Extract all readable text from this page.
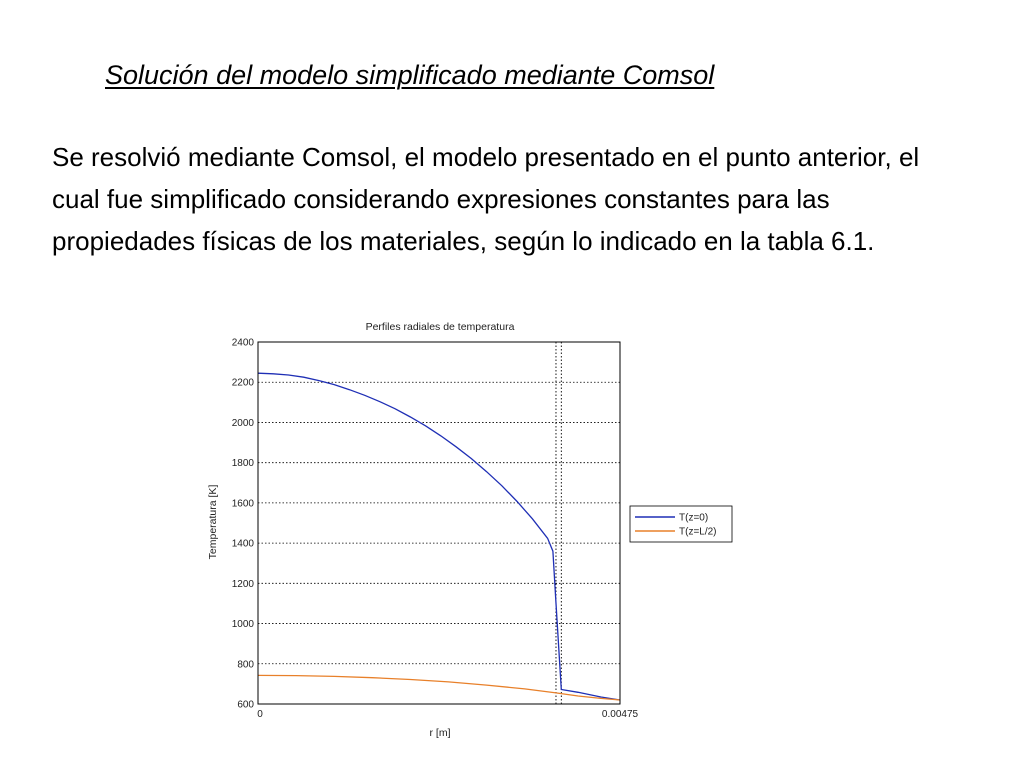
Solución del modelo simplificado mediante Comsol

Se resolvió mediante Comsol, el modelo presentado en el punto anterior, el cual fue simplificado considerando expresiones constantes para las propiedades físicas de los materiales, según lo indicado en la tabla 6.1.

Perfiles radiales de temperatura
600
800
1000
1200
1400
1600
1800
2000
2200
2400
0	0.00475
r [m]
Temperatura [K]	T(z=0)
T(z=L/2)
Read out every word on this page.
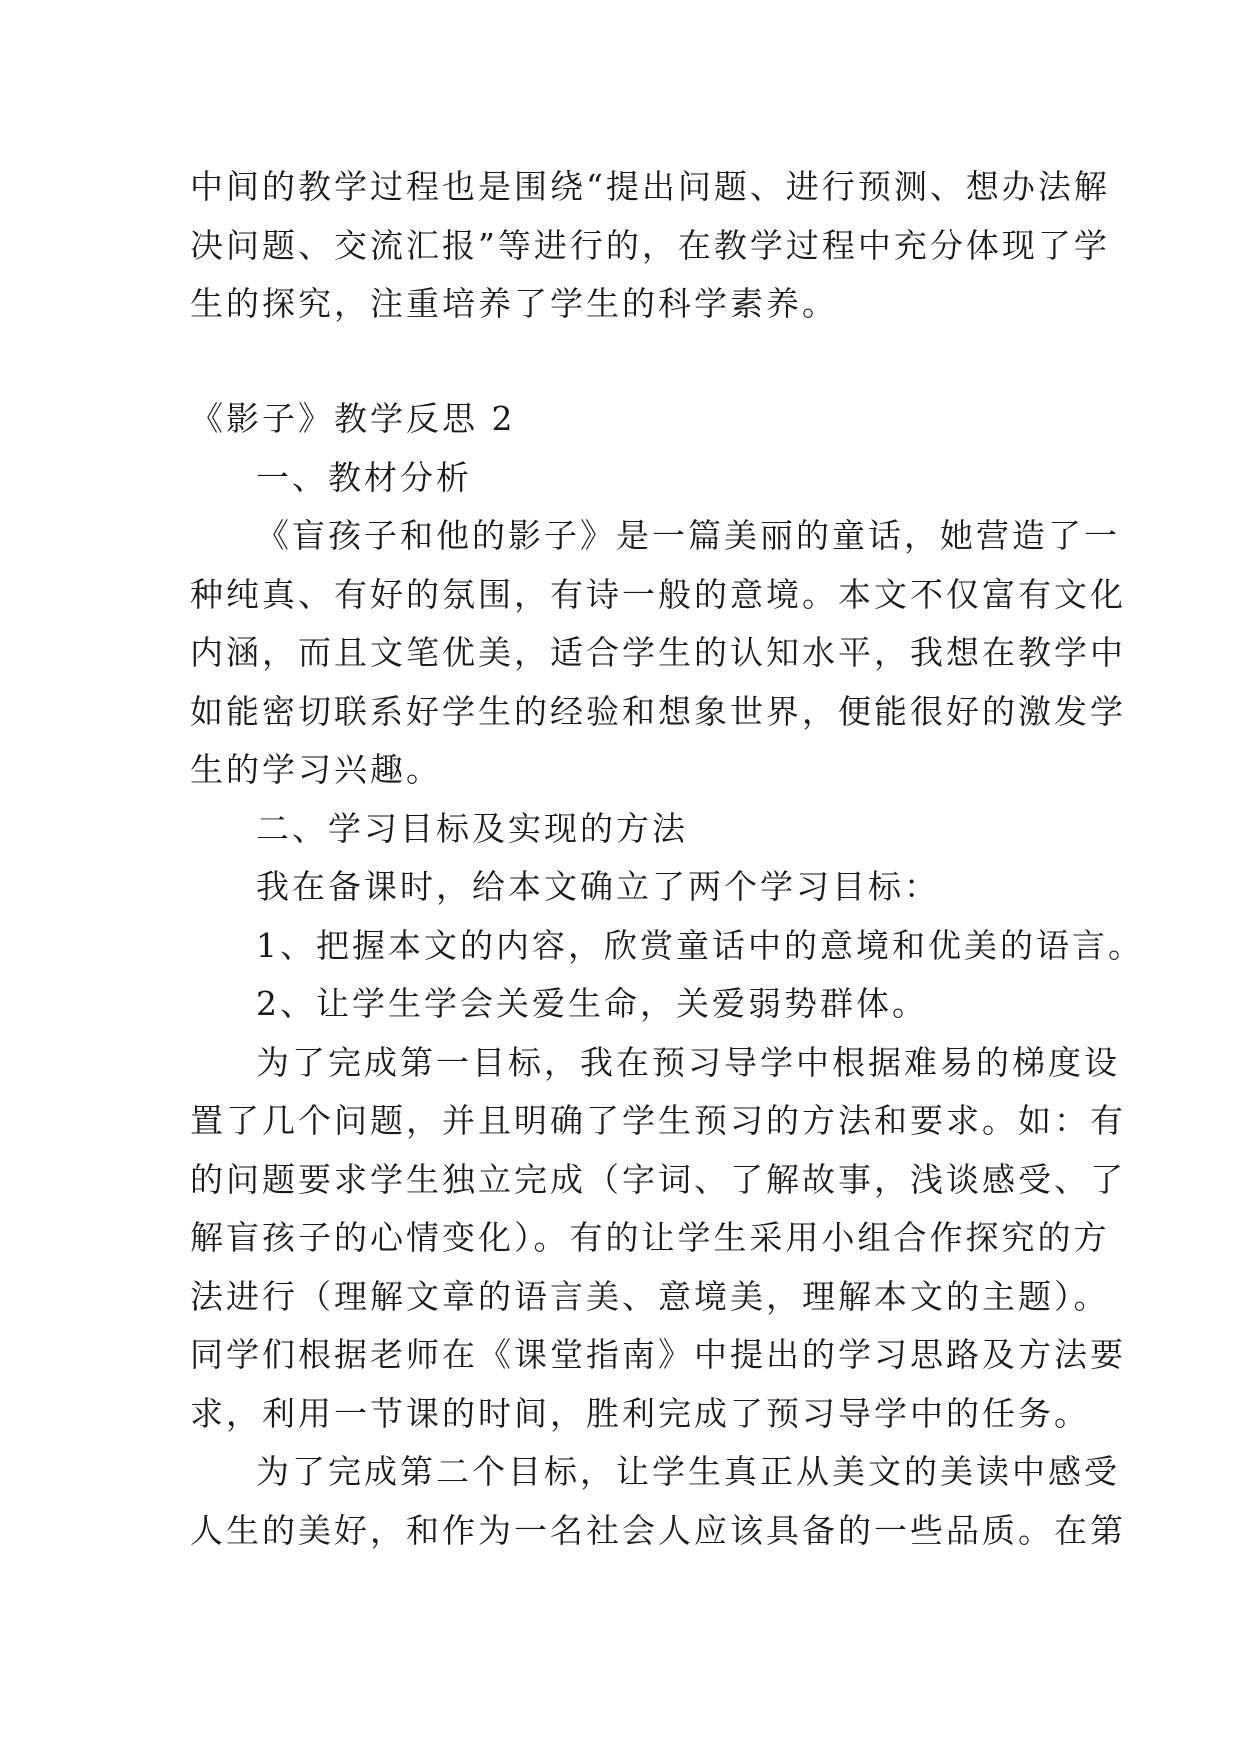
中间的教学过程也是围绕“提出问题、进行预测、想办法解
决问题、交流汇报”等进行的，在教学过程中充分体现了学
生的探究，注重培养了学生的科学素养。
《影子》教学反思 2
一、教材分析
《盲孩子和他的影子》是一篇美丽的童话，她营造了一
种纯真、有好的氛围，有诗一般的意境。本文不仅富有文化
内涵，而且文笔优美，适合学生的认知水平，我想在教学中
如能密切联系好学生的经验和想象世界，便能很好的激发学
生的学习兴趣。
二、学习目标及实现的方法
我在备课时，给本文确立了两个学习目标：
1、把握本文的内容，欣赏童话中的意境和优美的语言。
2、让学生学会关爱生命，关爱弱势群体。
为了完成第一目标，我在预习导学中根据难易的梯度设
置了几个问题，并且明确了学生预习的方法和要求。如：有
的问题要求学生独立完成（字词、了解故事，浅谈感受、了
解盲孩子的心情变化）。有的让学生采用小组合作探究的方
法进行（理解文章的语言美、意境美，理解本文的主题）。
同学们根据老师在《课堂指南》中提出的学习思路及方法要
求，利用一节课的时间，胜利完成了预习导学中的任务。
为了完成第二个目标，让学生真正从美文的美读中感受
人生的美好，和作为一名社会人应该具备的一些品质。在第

■ ■ ■ ■

● **TASK REQUIREMENTS**
What is the number of lines in the records above that include the word "mediante"? Reply with that number and nothing more.

● **SOLUTION FOR THIS TASK**
2